Lets wait and see what a retail pot costs and then all judge for ourselves what value we hold...

...and maybe get to use it to see what the fuss is about


----------



## Bero (Mar 9, 2008)

ianFRST said:


> 4k for monthly maintenance plan, eeeeeeek


Not only that but each month includes a machine polish - if i was keeping a car for a number of years thats not the approach i would take.



Dodo Factory said:


> Namechecked, so better pop in...


Thanks and good info as always! I thought you might run a search :thumb:



Epoch said:


> Lets wait and see what a retail pot costs and then all judge for ourselves what value we hold...


It said on the website it's also the rarest wax at it's the only pot....i assume they woundn't be silly enough ot try and sell any....it will onle be used as a marketing/sales gimick.


----------



## ncd (Dec 12, 2005)

At the end of the day a wax is only as good as the prep that goes before it...


----------



## Guest (Sep 17, 2010)

It's not even forsale so how is this the most expensive..........


----------



## RandomlySet (Jul 10, 2007)

Looks like I better get my chemistry set out, maybe add some man juice to it, refuse to sell it, and tag it up at £1,000,000

Hand Carve a pot from wood, or an old breeze block, and come up with a fancy name......


----------



## HeavenlyDetail (Sep 22, 2006)

Someone mentioned to me this is Stretch who is a member on here.
I believe he was a Zymol detailer and owned Royale so u guess he wants to up a gear.
If it's not him I'm sure he,ll clarify.
Be interesting to see some write ups in his unit in Tunbridge Wells.


----------



## Dodo Factory (Apr 11, 2007)

-Mat- said:


> Looks like I better get my chemistry set out, maybe add some man juice to it, refuse to sell it, and tag it up at £1,000,000
> 
> Hand Carve a pot from wood, or an old breeze block, and come up with a fancy name......


Man Jam?

Let's go halves. I can pop around to the builder's merchants while you close the curtains and tune into babestation :doublesho:lol::lol::lol:


----------



## *MAGIC* (Feb 22, 2007)

vxrmarc said:


> Someone mentioned to me this is Stretch who is a member on here.
> I believe he was a Zymol detailer and owned Royale so u guess he wants to up a gear.

▶ Written request 1
Copy the records from their first line through the line containing "view-mode-select[interactable]: 자세히 bbox=[744, 771, 825, 803]", keeping every line unchanged.
The forum thread above and the records that follow were taken from unrelated sources.

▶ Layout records
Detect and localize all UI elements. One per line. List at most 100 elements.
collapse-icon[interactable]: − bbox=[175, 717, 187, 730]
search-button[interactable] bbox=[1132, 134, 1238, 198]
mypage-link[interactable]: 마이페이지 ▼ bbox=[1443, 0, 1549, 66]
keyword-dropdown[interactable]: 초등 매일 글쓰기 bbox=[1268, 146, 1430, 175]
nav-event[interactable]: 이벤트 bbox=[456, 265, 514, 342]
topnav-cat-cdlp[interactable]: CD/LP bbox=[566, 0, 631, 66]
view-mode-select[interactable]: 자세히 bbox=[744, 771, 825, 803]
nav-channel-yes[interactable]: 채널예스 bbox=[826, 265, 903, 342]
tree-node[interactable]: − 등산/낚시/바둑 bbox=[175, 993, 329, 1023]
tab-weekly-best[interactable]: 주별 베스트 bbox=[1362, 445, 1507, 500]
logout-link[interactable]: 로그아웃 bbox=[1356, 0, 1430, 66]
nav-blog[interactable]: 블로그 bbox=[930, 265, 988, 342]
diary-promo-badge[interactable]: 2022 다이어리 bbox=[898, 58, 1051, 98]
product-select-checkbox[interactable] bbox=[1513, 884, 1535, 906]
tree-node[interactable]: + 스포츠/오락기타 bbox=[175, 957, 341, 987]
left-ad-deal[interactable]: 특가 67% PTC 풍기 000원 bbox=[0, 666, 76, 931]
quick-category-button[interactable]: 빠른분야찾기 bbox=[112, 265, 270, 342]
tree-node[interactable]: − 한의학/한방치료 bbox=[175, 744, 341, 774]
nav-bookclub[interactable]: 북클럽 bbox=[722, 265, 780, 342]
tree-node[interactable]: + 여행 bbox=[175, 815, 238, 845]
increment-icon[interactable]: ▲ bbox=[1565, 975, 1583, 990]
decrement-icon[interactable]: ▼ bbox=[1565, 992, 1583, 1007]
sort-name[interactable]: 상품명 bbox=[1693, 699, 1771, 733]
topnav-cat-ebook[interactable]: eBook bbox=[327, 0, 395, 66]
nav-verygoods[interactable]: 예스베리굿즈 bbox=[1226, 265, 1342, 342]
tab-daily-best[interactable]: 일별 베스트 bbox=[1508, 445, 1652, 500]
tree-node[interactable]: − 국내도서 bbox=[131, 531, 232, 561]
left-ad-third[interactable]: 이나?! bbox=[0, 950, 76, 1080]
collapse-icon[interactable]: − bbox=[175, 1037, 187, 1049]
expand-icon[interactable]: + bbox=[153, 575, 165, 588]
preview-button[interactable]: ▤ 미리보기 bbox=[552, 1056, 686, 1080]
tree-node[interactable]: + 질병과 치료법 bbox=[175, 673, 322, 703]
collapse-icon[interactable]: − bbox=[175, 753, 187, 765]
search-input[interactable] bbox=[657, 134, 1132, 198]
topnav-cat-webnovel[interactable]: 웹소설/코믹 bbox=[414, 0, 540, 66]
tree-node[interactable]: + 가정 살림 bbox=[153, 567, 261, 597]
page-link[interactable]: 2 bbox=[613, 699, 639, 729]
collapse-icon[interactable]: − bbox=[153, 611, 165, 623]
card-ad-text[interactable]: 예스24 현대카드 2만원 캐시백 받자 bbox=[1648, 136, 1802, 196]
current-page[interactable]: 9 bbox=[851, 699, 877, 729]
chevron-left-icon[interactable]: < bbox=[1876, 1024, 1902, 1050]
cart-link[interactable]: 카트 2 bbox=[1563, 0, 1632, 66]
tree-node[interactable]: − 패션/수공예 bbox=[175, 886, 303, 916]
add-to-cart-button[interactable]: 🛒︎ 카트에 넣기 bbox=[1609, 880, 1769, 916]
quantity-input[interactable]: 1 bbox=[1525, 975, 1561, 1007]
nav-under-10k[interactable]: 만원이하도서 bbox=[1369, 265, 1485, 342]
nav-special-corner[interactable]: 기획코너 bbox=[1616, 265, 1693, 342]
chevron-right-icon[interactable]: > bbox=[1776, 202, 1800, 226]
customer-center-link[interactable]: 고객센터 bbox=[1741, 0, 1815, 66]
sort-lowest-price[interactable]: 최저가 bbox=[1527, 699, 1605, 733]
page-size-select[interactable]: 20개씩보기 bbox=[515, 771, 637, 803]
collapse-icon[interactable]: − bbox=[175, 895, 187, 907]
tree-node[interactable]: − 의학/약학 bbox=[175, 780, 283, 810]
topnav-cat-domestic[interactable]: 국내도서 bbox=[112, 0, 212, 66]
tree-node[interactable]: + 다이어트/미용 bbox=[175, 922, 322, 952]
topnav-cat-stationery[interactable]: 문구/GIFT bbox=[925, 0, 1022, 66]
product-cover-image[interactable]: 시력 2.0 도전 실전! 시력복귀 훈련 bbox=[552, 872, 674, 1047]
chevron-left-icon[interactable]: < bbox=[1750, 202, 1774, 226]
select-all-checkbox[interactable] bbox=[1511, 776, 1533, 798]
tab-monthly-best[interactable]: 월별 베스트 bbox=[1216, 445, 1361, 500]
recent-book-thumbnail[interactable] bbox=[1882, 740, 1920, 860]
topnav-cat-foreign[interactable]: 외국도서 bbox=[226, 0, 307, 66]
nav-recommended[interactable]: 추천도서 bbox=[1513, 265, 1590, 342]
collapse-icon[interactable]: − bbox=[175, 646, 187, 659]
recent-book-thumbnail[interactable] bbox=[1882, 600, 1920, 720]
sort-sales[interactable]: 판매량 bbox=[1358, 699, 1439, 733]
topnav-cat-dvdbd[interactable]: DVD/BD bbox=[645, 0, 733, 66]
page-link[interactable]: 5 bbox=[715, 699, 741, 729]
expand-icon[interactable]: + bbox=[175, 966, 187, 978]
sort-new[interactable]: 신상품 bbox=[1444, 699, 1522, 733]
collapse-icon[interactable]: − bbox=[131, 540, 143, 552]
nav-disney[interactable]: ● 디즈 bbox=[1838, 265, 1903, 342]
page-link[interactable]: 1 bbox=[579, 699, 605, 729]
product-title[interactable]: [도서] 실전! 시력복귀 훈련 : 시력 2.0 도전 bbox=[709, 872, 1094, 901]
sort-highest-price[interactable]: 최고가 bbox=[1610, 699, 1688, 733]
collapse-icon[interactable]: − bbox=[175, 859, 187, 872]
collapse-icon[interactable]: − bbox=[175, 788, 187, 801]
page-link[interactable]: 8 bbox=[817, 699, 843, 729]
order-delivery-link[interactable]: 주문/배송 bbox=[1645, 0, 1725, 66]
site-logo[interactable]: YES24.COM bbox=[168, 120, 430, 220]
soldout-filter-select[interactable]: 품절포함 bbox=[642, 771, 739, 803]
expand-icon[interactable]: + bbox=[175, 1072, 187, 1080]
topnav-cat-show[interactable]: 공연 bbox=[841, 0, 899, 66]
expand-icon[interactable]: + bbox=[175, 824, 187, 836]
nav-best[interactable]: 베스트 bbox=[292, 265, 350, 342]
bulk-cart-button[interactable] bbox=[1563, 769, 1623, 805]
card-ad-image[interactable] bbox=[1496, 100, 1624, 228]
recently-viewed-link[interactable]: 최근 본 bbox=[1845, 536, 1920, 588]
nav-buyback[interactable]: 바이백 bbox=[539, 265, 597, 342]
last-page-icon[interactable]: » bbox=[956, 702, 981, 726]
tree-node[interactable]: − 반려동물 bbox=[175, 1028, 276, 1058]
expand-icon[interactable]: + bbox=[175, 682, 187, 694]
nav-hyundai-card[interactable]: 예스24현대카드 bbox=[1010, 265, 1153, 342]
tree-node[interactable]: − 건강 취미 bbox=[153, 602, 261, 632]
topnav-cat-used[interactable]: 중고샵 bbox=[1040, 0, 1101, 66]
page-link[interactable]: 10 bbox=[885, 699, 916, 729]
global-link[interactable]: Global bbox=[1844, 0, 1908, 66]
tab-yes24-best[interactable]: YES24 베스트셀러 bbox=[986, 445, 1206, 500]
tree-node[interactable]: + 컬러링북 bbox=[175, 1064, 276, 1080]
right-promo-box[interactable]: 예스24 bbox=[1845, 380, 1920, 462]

▶ Written request 2
Write a continuation of the forum thread about the costly car wax, picking up right after its last line.

▶ Final answer 1
Detect and localize all UI elements. One per line. List at most 100 elements.
collapse-icon[interactable]: − bbox=[175, 717, 187, 730]
search-button[interactable] bbox=[1132, 134, 1238, 198]
mypage-link[interactable]: 마이페이지 ▼ bbox=[1443, 0, 1549, 66]
keyword-dropdown[interactable]: 초등 매일 글쓰기 bbox=[1268, 146, 1430, 175]
nav-event[interactable]: 이벤트 bbox=[456, 265, 514, 342]
topnav-cat-cdlp[interactable]: CD/LP bbox=[566, 0, 631, 66]
view-mode-select[interactable]: 자세히 bbox=[744, 771, 825, 803]

▶ Final answer 2
> If it's not him I'm sure he,ll clarify.
> Be interesting to see some write ups in his unit in Tunbridge Wells.


Not london then :lol: :lol: :lol:


----------



## Trig (Jun 9, 2008)

Dodo Factory said:


> Man Jam?
> 
> Let's go halves. I can pop around to the builder's merchants while you close the curtains and tune into babestation :doublesho:lol::lol::lol:


No need to pop in, I will have a pallet load sent out, then you can concentrate on production.


----------



## RandomlySet (Jul 10, 2007)

Dodo Factory said:


> Man Jam?
> 
> Let's go halves. I can pop around to the builder's merchants while you close the curtains and tune into babestation :doublesho:lol::lol::lol:


Love the name.....


----------



## Eddy (Apr 13, 2008)

Group buy?


----------



## HeavenlyDetail (Sep 22, 2006)

*MAGIC* said:


> Not london then :lol: :lol: :lol:


Well I'm only going by the press release which was worded very carefully and included the location in the last line so as not to mislead potential customers the premises were actually in Regent Street or that's my take on.

- We will be opening the studio for press and media agencies. There will be photos and video opportunities, including a chance to interview Jason in person. We will have high-performance cars that have been treated with the unique GBP24,000 ********** Wax Marble car wax, as well as the special wax itself-all at the Royal Tunbridge Wells-based studio.

Not Regent street I noticed!


----------



## sayloday (Oct 5, 2008)

-Mat- said:


> Looks like I better get my chemistry set out, maybe add some man juice to it, refuse to sell it, and tag it up at £1,000,000
> 
> Hand Carve a pot from wood, or an old breeze block, and come up with a fancy name......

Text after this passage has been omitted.